_THE PROBLEM_
Return the records in full, exactly as given.

Stored data entries:
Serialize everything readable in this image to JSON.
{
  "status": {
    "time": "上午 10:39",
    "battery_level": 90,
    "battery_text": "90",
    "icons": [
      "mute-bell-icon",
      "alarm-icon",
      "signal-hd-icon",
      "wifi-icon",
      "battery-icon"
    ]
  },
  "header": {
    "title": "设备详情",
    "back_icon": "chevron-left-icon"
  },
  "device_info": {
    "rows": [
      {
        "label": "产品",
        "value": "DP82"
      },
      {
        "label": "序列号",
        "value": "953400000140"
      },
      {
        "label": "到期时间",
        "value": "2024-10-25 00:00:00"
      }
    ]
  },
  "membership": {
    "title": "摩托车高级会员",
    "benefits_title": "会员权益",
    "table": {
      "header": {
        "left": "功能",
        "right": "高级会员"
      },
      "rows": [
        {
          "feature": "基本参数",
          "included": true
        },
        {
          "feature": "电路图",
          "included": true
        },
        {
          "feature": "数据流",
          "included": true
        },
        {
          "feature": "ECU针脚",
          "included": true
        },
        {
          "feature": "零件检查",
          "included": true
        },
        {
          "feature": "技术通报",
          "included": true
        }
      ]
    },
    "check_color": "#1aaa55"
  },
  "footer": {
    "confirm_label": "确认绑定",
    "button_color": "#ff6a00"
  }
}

_RESULT_
Serialize everything readable in this image to JSON.
{
  "status": {
    "time": "上午 10:39",
    "battery_level": 90,
    "battery_text": "90",
    "icons": [
      "mute-bell-icon",
      "alarm-icon",
      "signal-hd-icon",
      "wifi-icon",
      "battery-icon"
    ]
  },
  "header": {
    "title": "设备详情",
    "back_icon": "chevron-left-icon"
  },
  "device_info": {
    "rows": [
      {
        "label": "产品",
        "value": "DP82"
      },
      {
        "label": "序列号",
        "value": "953400000140"
      },
      {
        "label": "到期时间",
        "value": "2024-10-25 00:00:00"
      }
    ]
  },
  "membership": {
    "title": "摩托车高级会员",
    "benefits_title": "会员权益",
    "table": {
      "header": {
        "left": "功能",
        "right": "高级会员"
      },
      "rows": [
        {
          "feature": "基本参数",
          "included": true
        },
        {
          "feature": "电路图",
          "included": true
        },
        {
          "feature": "数据流",
          "included": true
        },
        {
          "feature": "ECU针脚",
          "included": true
        },
        {
          "feature": "零件检查",
          "included": true
        },
        {
          "feature": "技术通报",
          "included": true
        }
      ]
    },
    "check_color": "#1aaa55"
  },
  "footer": {
    "confirm_label": "确认绑定",
    "button_color": "#ff6a00"
  }
}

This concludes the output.